Scan the data for "rộng" and copy the lines it appears in.

>> Start Items

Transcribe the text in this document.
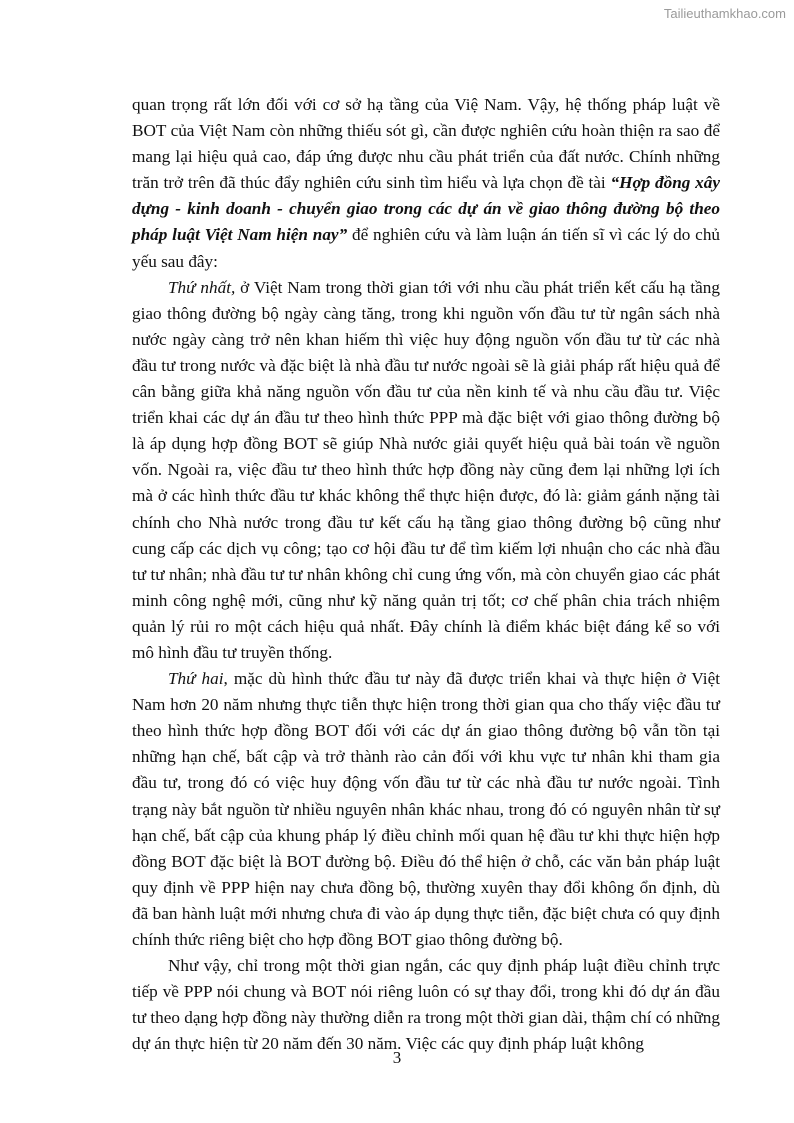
Tailieuthamkhao.com

quan trọng rất lớn đối với cơ sở hạ tầng của Việ Nam. Vậy, hệ thống pháp luật về BOT của Việt Nam còn những thiếu sót gì, cần được nghiên cứu hoàn thiện ra sao để mang lại hiệu quả cao, đáp ứng được nhu cầu phát triển của đất nước. Chính những trăn trở trên đã thúc đẩy nghiên cứu sinh tìm hiểu và lựa chọn đề tài “Hợp đồng xây dựng - kinh doanh - chuyển giao trong các dự án về giao thông đường bộ theo pháp luật Việt Nam hiện nay” để nghiên cứu và làm luận án tiến sĩ vì các lý do chủ yếu sau đây:

Thứ nhất, ở Việt Nam trong thời gian tới với nhu cầu phát triển kết cấu hạ tầng giao thông đường bộ ngày càng tăng, trong khi nguồn vốn đầu tư từ ngân sách nhà nước ngày càng trở nên khan hiếm thì việc huy động nguồn vốn đầu tư từ các nhà đầu tư trong nước và đặc biệt là nhà đầu tư nước ngoài sẽ là giải pháp rất hiệu quả để cân bằng giữa khả năng nguồn vốn đầu tư của nền kinh tế và nhu cầu đầu tư. Việc triển khai các dự án đầu tư theo hình thức PPP mà đặc biệt với giao thông đường bộ là áp dụng hợp đồng BOT sẽ giúp Nhà nước giải quyết hiệu quả bài toán về nguồn vốn. Ngoài ra, việc đầu tư theo hình thức hợp đồng này cũng đem lại những lợi ích mà ở các hình thức đầu tư khác không thể thực hiện được, đó là: giảm gánh nặng tài chính cho Nhà nước trong đầu tư kết cấu hạ tầng giao thông đường bộ cũng như cung cấp các dịch vụ công; tạo cơ hội đầu tư để tìm kiếm lợi nhuận cho các nhà đầu tư tư nhân; nhà đầu tư tư nhân không chỉ cung ứng vốn, mà còn chuyển giao các phát minh công nghệ mới, cũng như kỹ năng quản trị tốt; cơ chế phân chia trách nhiệm quản lý rủi ro một cách hiệu quả nhất. Đây chính là điểm khác biệt đáng kể so với mô hình đầu tư truyền thống.

Thứ hai, mặc dù hình thức đầu tư này đã được triển khai và thực hiện ở Việt Nam hơn 20 năm nhưng thực tiễn thực hiện trong thời gian qua cho thấy việc đầu tư theo hình thức hợp đồng BOT đối với các dự án giao thông đường bộ vẫn tồn tại những hạn chế, bất cập và trở thành rào cản đối với khu vực tư nhân khi tham gia đầu tư, trong đó có việc huy động vốn đầu tư từ các nhà đầu tư nước ngoài. Tình trạng này bắt nguồn từ nhiều nguyên nhân khác nhau, trong đó có nguyên nhân từ sự hạn chế, bất cập của khung pháp lý điều chỉnh mối quan hệ đầu tư khi thực hiện hợp đồng BOT đặc biệt là BOT đường bộ. Điều đó thể hiện ở chỗ, các văn bản pháp luật quy định về PPP hiện nay chưa đồng bộ, thường xuyên thay đổi không ổn định, dù đã ban hành luật mới nhưng chưa đi vào áp dụng thực tiễn, đặc biệt chưa có quy định chính thức riêng biệt cho hợp đồng BOT giao thông đường bộ.

Như vậy, chỉ trong một thời gian ngắn, các quy định pháp luật điều chỉnh trực tiếp về PPP nói chung và BOT nói riêng luôn có sự thay đổi, trong khi đó dự án đầu tư theo dạng hợp đồng này thường diễn ra trong một thời gian dài, thậm chí có những dự án thực hiện từ 20 năm đến 30 năm. Việc các quy định pháp luật không

3
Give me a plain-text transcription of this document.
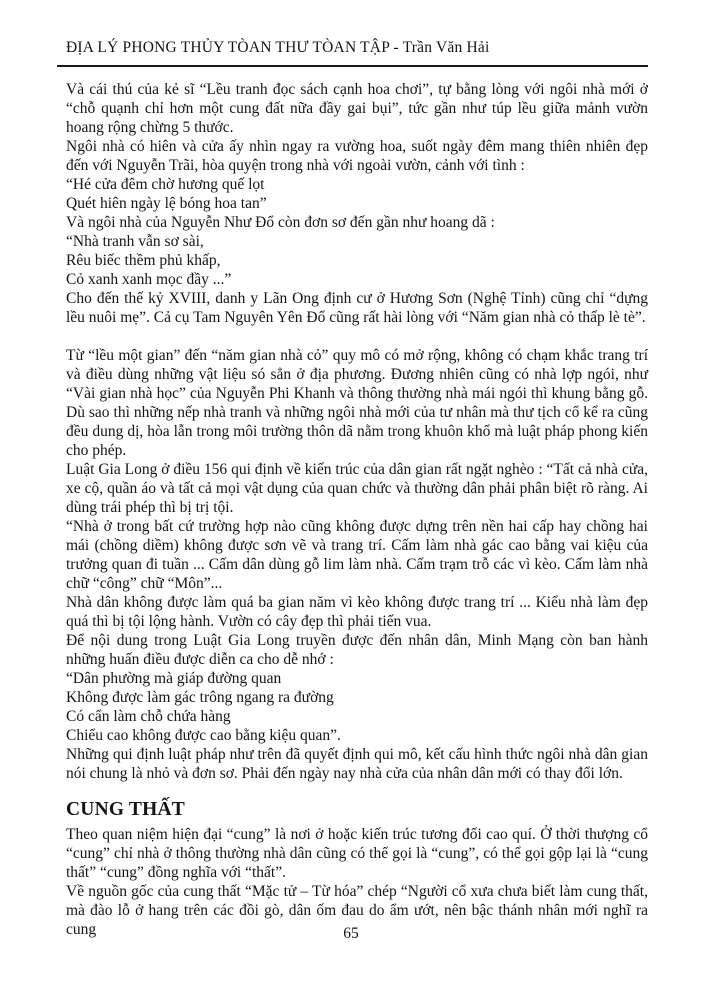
ĐỊA LÝ PHONG THỦY TÒAN THƯ TÒAN TẬP - Trần Văn Hải

Và cái thú của kẻ sĩ “Lều tranh đọc sách cạnh hoa chơi”, tự bằng lòng với ngôi nhà mới ở “chỗ quạnh chỉ hơn một cung đất nữa đầy gai bụi”, tức gần như túp lều giữa mảnh vườn hoang rộng chừng 5 thước.

Ngôi nhà có hiên và cửa ấy nhìn ngay ra vường hoa, suốt ngày đêm mang thiên nhiên đẹp đến với Nguyễn Trãi, hòa quyện trong nhà với ngoài vườn, cảnh với tình :

“Hé cửa đêm chờ hương quế lọt

Quét hiên ngày lệ bóng hoa tan”

Và ngôi nhà của Nguyễn Như Đổ còn đơn sơ đến gần như hoang dã :

“Nhà tranh vẫn sơ sài,

Rêu biếc thềm phủ khấp,

Cỏ xanh xanh mọc đầy ...”

Cho đến thế kỷ XVIII, danh y Lãn Ong định cư ở Hương Sơn (Nghệ Tỉnh) cũng chỉ “dựng lều nuôi mẹ”. Cả cụ Tam Nguyên Yên Đổ cũng rất hài lòng với “Năm gian nhà cỏ thấp lè tè”.

Từ “lều một gian” đến “năm gian nhà cỏ” quy mô có mở rộng, không có chạm khắc trang trí và điều dùng những vật liệu só sẳn ở địa phương. Đương nhiên cũng có nhà lợp ngói, như “Vài gian nhà học” của Nguyễn Phi Khanh và thông thường nhà mái ngói thì khung bằng gỗ. Dù sao thì những nếp nhà tranh và những ngôi nhà mới của tư nhân mà thư tịch cổ kể ra cũng đều dung dị, hòa lẫn trong môi trường thôn dã nằm trong khuôn khổ mà luật pháp phong kiến cho phép.

Luật Gia Long ở điều 156 qui định về kiến trúc của dân gian rất ngặt nghèo : “Tất cả nhà cửa, xe cộ, quần áo và tất cả mọi vật dụng của quan chức và thường dân phải phân biệt rõ ràng. Ai dùng trái phép thì bị trị tội.

“Nhà ở trong bất cứ trường hợp nào cũng không được dựng trên nền hai cấp hay chồng hai mái (chồng diềm) không được sơn vẽ và trang trí. Cấm làm nhà gác cao bằng vai kiệu của trưởng quan đi tuần ... Cấm dân dùng gỗ lim làm nhà. Cấm trạm trỗ các vì kèo. Cấm làm nhà chữ “công” chữ “Môn”...

Nhà dân không được làm quá ba gian năm vì kèo không được trang trí ... Kiểu nhà làm đẹp quá thì bị tội lộng hành. Vườn có cây đẹp thì phải tiến vua.

Để nội dung trong Luật Gia Long truyền được đến nhân dân, Minh Mạng còn ban hành những huấn điều được diễn ca cho dễ nhớ :

“Dân phường mà giáp đường quan

Không được làm gác trông ngang ra đường

Có cẩn làm chỗ chứa hàng

Chiểu cao không được cao bằng kiệu quan”.

Những qui định luật pháp như trên đã quyết định qui mô, kết cấu hình thức ngôi nhà dân gian nói chung là nhỏ và đơn sơ. Phải đến ngày nay nhà cửa của nhân dân mới có thay đổi lớn.

CUNG THẤT

Theo quan niệm hiện đại “cung” là nơi ở hoặc kiến trúc tương đối cao quí. Ở thời thượng cổ “cung” chỉ nhà ở thông thường nhà dân cũng có thể gọi là “cung”, có thể gọi gộp lại là “cung thất” “cung” đồng nghĩa với “thất”.

Về nguồn gốc của cung thất “Mặc tử – Từ hóa” chép “Người cổ xưa chưa biết làm cung thất, mà đào lỗ ở hang trên các đồi gò, dân ốm đau do ẩm ướt, nên bậc thánh nhân mới nghĩ ra cung	65
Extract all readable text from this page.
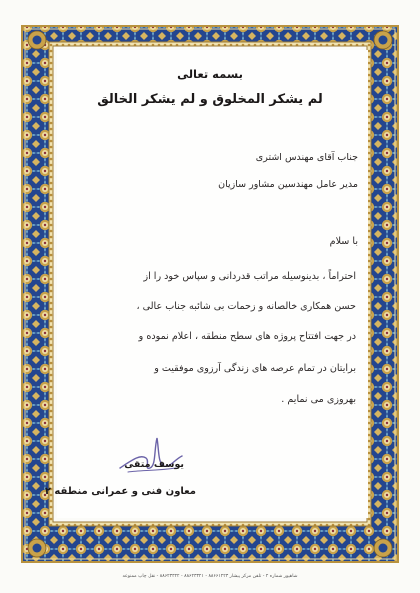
بسمه تعالی
لم یشکر المخلوق و لم یشکر الخالق
جناب آقای مهندس اشتری
مدیر عامل مهندسین مشاور سازیان
با سلام
احتراماً ، بدینوسیله مراتب قدردانی و سپاس خود را از
حسن همکاری خالصانه و زحمات بی شائبه جناب عالی ،
در جهت افتتاح پروژه های سطح منطقه ، اعلام نموده و
برایتان در تمام عرصه های زندگی آرزوی موفقیت و
بهروزی می نمایم .
یوسف متقی
معاون فنی و عمرانی منطقه ۲
شاهپور شماره ۲ - تلفن مرکز پیشار ۸۸۶۶۱۲۲۳ - ۸۸۶۲۳۳۲۱ - ۸۸۶۲۳۳۲۲ - نقل چاپ ممنوعه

>> End Items

Solution for this problem —
Và cái thú của kẻ sĩ “Lều tranh đọc sách cạnh hoa chơi”, tự bằng lòng với ngôi nhà mới ở “chỗ quạnh chỉ hơn một cung đất nữa đầy gai bụi”, tức gần như túp lều giữa mảnh vườn hoang rộng chừng 5 thước.
Từ “lều một gian” đến “năm gian nhà cỏ” quy mô có mở rộng, không có chạm khắc trang trí và điều dùng những vật liệu só sẳn ở địa phương. Đương nhiên cũng có nhà lợp ngói, như “Vài gian nhà học” của Nguyễn Phi Khanh và thông thường nhà mái ngói thì khung bằng gỗ. Dù sao thì những nếp nhà tranh và những ngôi nhà mới của tư nhân mà thư tịch cổ kể ra cũng đều dung dị, hòa lẫn trong môi trường thôn dã nằm trong khuôn khổ mà luật pháp phong kiến cho phép.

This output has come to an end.